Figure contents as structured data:
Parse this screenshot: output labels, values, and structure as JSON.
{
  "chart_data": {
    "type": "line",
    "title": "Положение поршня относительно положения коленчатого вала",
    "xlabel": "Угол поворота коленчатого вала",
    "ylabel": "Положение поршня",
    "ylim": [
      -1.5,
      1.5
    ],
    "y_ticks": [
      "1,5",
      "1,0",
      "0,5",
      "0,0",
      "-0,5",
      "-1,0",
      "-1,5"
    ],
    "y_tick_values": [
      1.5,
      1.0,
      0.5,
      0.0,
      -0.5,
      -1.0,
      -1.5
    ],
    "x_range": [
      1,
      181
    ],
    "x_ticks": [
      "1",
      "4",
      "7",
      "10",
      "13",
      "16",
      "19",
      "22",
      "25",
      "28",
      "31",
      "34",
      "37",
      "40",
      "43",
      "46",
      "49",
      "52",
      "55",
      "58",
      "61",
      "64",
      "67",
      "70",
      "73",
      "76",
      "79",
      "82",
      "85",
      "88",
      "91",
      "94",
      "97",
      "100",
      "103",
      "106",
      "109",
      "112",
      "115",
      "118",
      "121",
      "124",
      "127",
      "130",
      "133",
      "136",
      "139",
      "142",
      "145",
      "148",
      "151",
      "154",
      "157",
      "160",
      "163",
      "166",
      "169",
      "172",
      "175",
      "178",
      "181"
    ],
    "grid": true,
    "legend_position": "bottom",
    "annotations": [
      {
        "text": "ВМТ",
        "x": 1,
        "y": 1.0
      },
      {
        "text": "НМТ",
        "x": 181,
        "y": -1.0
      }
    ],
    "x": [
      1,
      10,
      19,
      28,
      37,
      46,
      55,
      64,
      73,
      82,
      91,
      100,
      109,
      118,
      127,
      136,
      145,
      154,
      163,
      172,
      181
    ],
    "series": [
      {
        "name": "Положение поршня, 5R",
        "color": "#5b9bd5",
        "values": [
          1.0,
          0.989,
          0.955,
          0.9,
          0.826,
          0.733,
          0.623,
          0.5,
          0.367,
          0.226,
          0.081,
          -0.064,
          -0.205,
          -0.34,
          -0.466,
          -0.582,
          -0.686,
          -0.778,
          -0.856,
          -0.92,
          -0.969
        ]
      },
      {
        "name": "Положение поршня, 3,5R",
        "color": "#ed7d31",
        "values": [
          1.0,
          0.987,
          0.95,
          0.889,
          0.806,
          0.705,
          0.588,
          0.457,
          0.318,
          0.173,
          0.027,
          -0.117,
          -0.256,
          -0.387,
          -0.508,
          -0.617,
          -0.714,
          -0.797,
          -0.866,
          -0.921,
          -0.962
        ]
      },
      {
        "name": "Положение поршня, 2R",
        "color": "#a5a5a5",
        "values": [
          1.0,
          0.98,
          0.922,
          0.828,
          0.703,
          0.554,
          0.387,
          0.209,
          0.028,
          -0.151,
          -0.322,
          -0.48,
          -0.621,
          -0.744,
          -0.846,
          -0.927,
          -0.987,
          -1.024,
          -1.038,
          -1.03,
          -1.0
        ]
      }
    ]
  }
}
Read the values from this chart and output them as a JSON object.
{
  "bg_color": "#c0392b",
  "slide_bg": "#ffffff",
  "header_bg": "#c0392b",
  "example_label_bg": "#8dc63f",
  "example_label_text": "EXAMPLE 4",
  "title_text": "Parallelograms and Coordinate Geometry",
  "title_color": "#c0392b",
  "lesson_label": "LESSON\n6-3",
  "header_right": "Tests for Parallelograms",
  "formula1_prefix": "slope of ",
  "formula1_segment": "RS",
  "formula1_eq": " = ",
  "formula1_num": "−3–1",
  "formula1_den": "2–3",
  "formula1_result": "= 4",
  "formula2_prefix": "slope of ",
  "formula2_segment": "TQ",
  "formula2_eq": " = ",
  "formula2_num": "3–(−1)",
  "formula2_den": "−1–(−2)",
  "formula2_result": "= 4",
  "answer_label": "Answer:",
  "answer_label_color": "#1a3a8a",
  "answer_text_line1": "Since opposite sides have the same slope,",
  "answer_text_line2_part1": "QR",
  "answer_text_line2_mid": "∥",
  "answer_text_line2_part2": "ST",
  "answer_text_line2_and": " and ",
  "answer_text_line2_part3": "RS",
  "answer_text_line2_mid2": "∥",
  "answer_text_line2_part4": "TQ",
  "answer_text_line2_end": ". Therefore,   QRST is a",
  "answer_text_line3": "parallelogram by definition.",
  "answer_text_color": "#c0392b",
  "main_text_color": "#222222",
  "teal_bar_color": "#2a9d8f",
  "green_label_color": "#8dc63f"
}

> [EXERCISE BRIEF] Output all of the data again, exactly.

> [SOLVED PROBLEM]
Parse this screenshot: output labels, values, and structure as JSON.
{
  "chart_data": {
    "type": "line",
    "title": "Положение поршня относительно положения коленчатого вала",
    "xlabel": "Угол поворота коленчатого вала",
    "ylabel": "Положение поршня",
    "ylim": [
      -1.5,
      1.5
    ],
    "y_ticks": [
      "1,5",
      "1,0",
      "0,5",
      "0,0",
      "-0,5",
      "-1,0",
      "-1,5"
    ],
    "y_tick_values": [
      1.5,
      1.0,
      0.5,
      0.0,
      -0.5,
      -1.0,
      -1.5
    ],
    "x_range": [
      1,
      181
    ],
    "x_ticks": [
      "1",
      "4",
      "7",
      "10",
      "13",
      "16",
      "19",
      "22",
      "25",
      "28",
      "31",
      "34",
      "37",
      "40",
      "43",
      "46",
      "49",
      "52",
      "55",
      "58",
      "61",
      "64",
      "67",
      "70",
      "73",
      "76",
      "79",
      "82",
      "85",
      "88",
      "91",
      "94",
      "97",
      "100",
      "103",
      "106",
      "109",
      "112",
      "115",
      "118",
      "121",
      "124",
      "127",
      "130",
      "133",
      "136",
      "139",
      "142",
      "145",
      "148",
      "151",
      "154",
      "157",
      "160",
      "163",
      "166",
      "169",
      "172",
      "175",
      "178",
      "181"
    ],
    "grid": true,
    "legend_position": "bottom",
    "annotations": [
      {
        "text": "ВМТ",
        "x": 1,
        "y": 1.0
      },
      {
        "text": "НМТ",
        "x": 181,
        "y": -1.0
      }
    ],
    "x": [
      1,
      10,
      19,
      28,
      37,
      46,
      55,
      64,
      73,
      82,
      91,
      100,
      109,
      118,
      127,
      136,
      145,
      154,
      163,
      172,
      181
    ],
    "series": [
      {
        "name": "Положение поршня, 5R",
        "color": "#5b9bd5",
        "values": [
          1.0,
          0.989,
          0.955,
          0.9,
          0.826,
          0.733,
          0.623,
          0.5,
          0.367,
          0.226,
          0.081,
          -0.064,
          -0.205,
          -0.34,
          -0.466,
          -0.582,
          -0.686,
          -0.778,
          -0.856,
          -0.92,
          -0.969
        ]
      },
      {
        "name": "Положение поршня, 3,5R",
        "color": "#ed7d31",
        "values": [
          1.0,
          0.987,
          0.95,
          0.889,
          0.806,
          0.705,
          0.588,
          0.457,
          0.318,
          0.173,
          0.027,
          -0.117,
          -0.256,
          -0.387,
          -0.508,
          -0.617,
          -0.714,
          -0.797,
          -0.866,
          -0.921,
          -0.962
        ]
      },
      {
        "name": "Положение поршня, 2R",
        "color": "#a5a5a5",
        "values": [
          1.0,
          0.98,
          0.922,
          0.828,
          0.703,
          0.554,
          0.387,
          0.209,
          0.028,
          -0.151,
          -0.322,
          -0.48,
          -0.621,
          -0.744,
          -0.846,
          -0.927,
          -0.987,
          -1.024,
          -1.038,
          -1.03,
          -1.0
        ]
      }
    ]
  }
}
Read the values from this chart and output them as a JSON object.
{
  "bg_color": "#c0392b",
  "slide_bg": "#ffffff",
  "header_bg": "#c0392b",
  "example_label_bg": "#8dc63f",
  "example_label_text": "EXAMPLE 4",
  "title_text": "Parallelograms and Coordinate Geometry",
  "title_color": "#c0392b",
  "lesson_label": "LESSON\n6-3",
  "header_right": "Tests for Parallelograms",
  "formula1_prefix": "slope of ",
  "formula1_segment": "RS",
  "formula1_eq": " = ",
  "formula1_num": "−3–1",
  "formula1_den": "2–3",
  "formula1_result": "= 4",
  "formula2_prefix": "slope of ",
  "formula2_segment": "TQ",
  "formula2_eq": " = ",
  "formula2_num": "3–(−1)",
  "formula2_den": "−1–(−2)",
  "formula2_result": "= 4",
  "answer_label": "Answer:",
  "answer_label_color": "#1a3a8a",
  "answer_text_line1": "Since opposite sides have the same slope,",
  "answer_text_line2_part1": "QR",
  "answer_text_line2_mid": "∥",
  "answer_text_line2_part2": "ST",
  "answer_text_line2_and": " and ",
  "answer_text_line2_part3": "RS",
  "answer_text_line2_mid2": "∥",
  "answer_text_line2_part4": "TQ",
  "answer_text_line2_end": ". Therefore,   QRST is a",
  "answer_text_line3": "parallelogram by definition.",
  "answer_text_color": "#c0392b",
  "main_text_color": "#222222",
  "teal_bar_color": "#2a9d8f",
  "green_label_color": "#8dc63f"
}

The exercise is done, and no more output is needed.